# TEXT SEGMENT:
——————

Sunday Shootaround: The East is back. Maybe.

The East is back. Maybe.

Way back in November, when nobody knew anything and the league was still sorting itself out, Pacers coach Frank Vogel talked about the need for patience. His team was attempting an interesting experiment, one they hoped would better meet the demands of competing in the modern NBA and unlock the potential of their star forward, Paul George. They would transition from an oversized ground and pound outfit that played inside out to one that was small and versatile. This is as complete a stylistic reversal as you can get in this league.

"It’s an adjustment for our guys who are playing it, and it’s an adjustment for me," Vogel said at the time. "There’s a lot of different layers to it. It’s coming. There’s still some stretches of games where it doesn’t look very pretty, where guys are a little bit out of sync but that’s to be expected. It’s going to be a work in progress for the first couple months of the season."

It’s now December, roughly a quarter of the way through the season, and patience is still required because very little seems to have sorted itself out. We know that the Warriors are devastating the league and the Spurs aren’t too far behind, but beyond those two givens lies a league full of unknowns. Nowhere are things more chaotic than the Eastern Conference where 11 teams are separated by only three games in the loss column.

It’s tempting to suggest, for example, that the Pacers have figured things out. At the very least they appear to be way ahead of schedule, having won eight out of their last 10 before dropping an overtime game in Utah on Saturday night. George went for a career-high 48 in that game and is playing as well as he ever has. Yet, the Pacers also have a jumbled big man configuration and a number of wings making threes at an abnormally high rate relative to their career norms. They might be really good or they might still be a bit of an early-season mirage. In that, they are not alone.

Consider the Hornets. Like the Pacers, they ditched their old-school offensive approach and embraced the four-out revolution with a heavy reliance on perimeter playmaking and long-distance shots. Like the Pacers, they have an emerging two-way player in Nicolas Batum who is playing the best basketball of his career. And like the Pacers, the Hornets have transformed themselves overnight into a surprisingly versatile squad through a handful of trades and a few under-the-radar free agent signings.

In many ways, Charlotte’s makeover has been even more astonishing. The Hornets were the worst 3-point shooting team in the league last season, making less than 32 percent of their shots and ranking in the lower third in attempts. This year, they’re taking almost eight more shots from behind the arc each game and making them almost 36 percent of the time for an offense that ranks in the top five. By record, the Hornets are on the edges of the Eastern Conference playoff race. By other objective measures like point differential, they’re a top 10 team.

——————

# DATA SHOWN:
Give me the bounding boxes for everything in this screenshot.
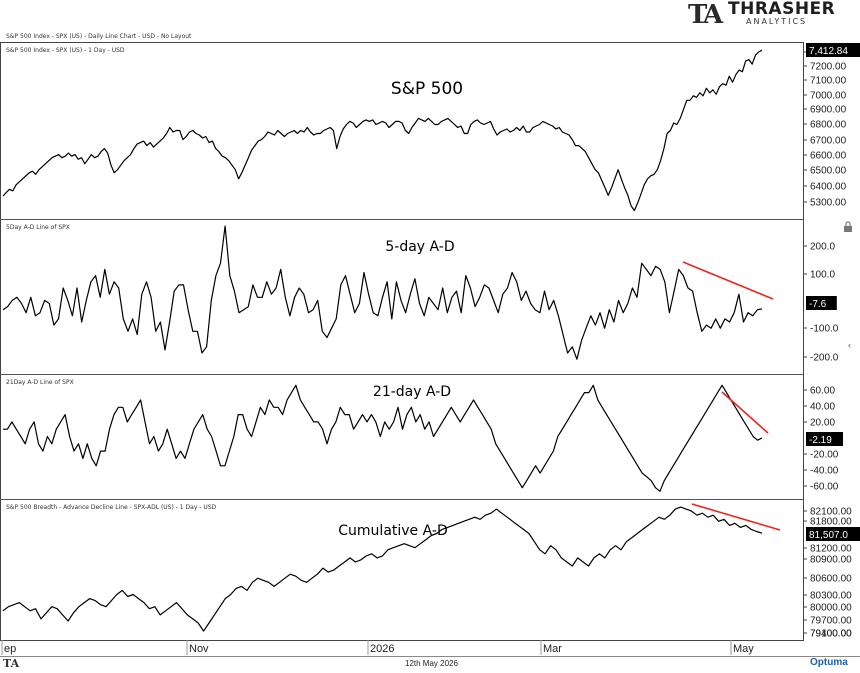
y-tick-label: 6800.00	[810, 120, 847, 131]
y-tick-label: -100.0	[810, 324, 839, 335]
y-tick-label: 200.0	[810, 242, 835, 253]
x-tick-label: Mar	[543, 643, 562, 655]
panel-label: 21Day A-D Line of SPX	[6, 379, 74, 386]
y-tick-label: 79700.00	[810, 616, 852, 627]
y-tick-label: 80900.00	[810, 555, 852, 566]
footer-logo: TA	[3, 657, 20, 670]
y-tick-label: 81200.00	[810, 544, 852, 555]
y-tick-label: 79100.00	[810, 629, 852, 640]
series-line	[2, 506, 763, 632]
panel-label: S&P 500 Index - SPX (US) - 1 Day - USD	[6, 47, 125, 54]
series-line	[3, 384, 763, 492]
y-tick-label: 80300.00	[810, 591, 852, 602]
logo-mark: TA	[688, 0, 723, 30]
y-tick-label: 7200.00	[810, 62, 847, 73]
y-tick-label: 6700.00	[810, 136, 847, 147]
footer-date: 12th May 2026	[405, 659, 458, 668]
x-tick-label: ep	[4, 643, 16, 655]
last-value-label: 81,507.0	[809, 530, 848, 541]
panel-title: 5-day A-D	[385, 239, 454, 255]
red-trendline	[691, 503, 781, 531]
x-tick-label: Nov	[189, 643, 209, 655]
panel-label: 5Day A-D Line of SPX	[6, 224, 70, 231]
y-tick-label: -60.00	[810, 482, 839, 493]
logo-sub: ANALYTICS	[746, 17, 808, 26]
y-tick-label: 20.00	[810, 418, 835, 429]
x-tick-label: 2026	[370, 643, 394, 655]
last-value-box	[806, 432, 843, 446]
y-tick-label: 40.00	[810, 402, 835, 413]
panel-label: S&P 500 Breadth - Advance Decline Line -…	[6, 504, 217, 511]
y-tick-label: 7100.00	[810, 76, 847, 87]
last-value-box	[806, 527, 860, 541]
collapse-arrow-icon[interactable]: ‹	[848, 340, 851, 350]
y-tick-label: 7000.00	[810, 91, 847, 102]
last-value-label: -7.6	[809, 299, 827, 310]
y-tick-label: 79400.00	[810, 629, 852, 640]
y-tick-label: 6400.00	[810, 182, 847, 193]
y-tick-label: 82100.00	[810, 507, 852, 518]
panel-title: 21-day A-D	[373, 384, 451, 400]
y-tick-label: 81800.00	[810, 517, 852, 528]
last-value-label: -2.19	[809, 435, 832, 446]
series-line	[2, 49, 763, 212]
panel-title: S&P 500	[391, 79, 463, 99]
y-tick-label: 6500.00	[810, 166, 847, 177]
lock-icon[interactable]	[843, 221, 853, 232]
y-tick-label: 100.0	[810, 270, 835, 281]
thrasher-analytics-logo: TA THRASHER ANALYTICS	[688, 0, 838, 30]
series-line	[2, 225, 763, 360]
y-tick-label: 6600.00	[810, 151, 847, 162]
y-tick-label: -20.00	[810, 450, 839, 461]
y-tick-label: 80000.00	[810, 603, 852, 614]
last-value-label: 7,412.84	[809, 46, 848, 57]
last-value-box	[806, 296, 837, 310]
chart-info: S&P 500 Index - SPX (US) - Daily Line Ch…	[6, 33, 192, 40]
red-trendline	[682, 261, 774, 300]
y-tick-label: 6900.00	[810, 105, 847, 116]
chart-frame	[0, 42, 804, 641]
red-trendline	[721, 391, 769, 434]
x-tick-label: May	[733, 643, 754, 655]
optuma-logo: Optuma	[810, 657, 848, 668]
y-tick-label: 60.00	[810, 386, 835, 397]
last-value-box	[806, 43, 860, 57]
y-tick-label: 80600.00	[810, 574, 852, 585]
y-tick-label: -200.0	[810, 353, 839, 364]
y-tick-label: 5300.00	[810, 198, 847, 209]
y-tick-label: -40.00	[810, 466, 839, 477]
logo-name: THRASHER	[728, 0, 836, 19]
panel-title: Cumulative A-D	[338, 523, 447, 539]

——————

# TO BE DONE:
Name every person the basketball column identifies by full name.

# RESULT FOR THIS TASK:
Frank Vogel, Paul George, Nicolas Batum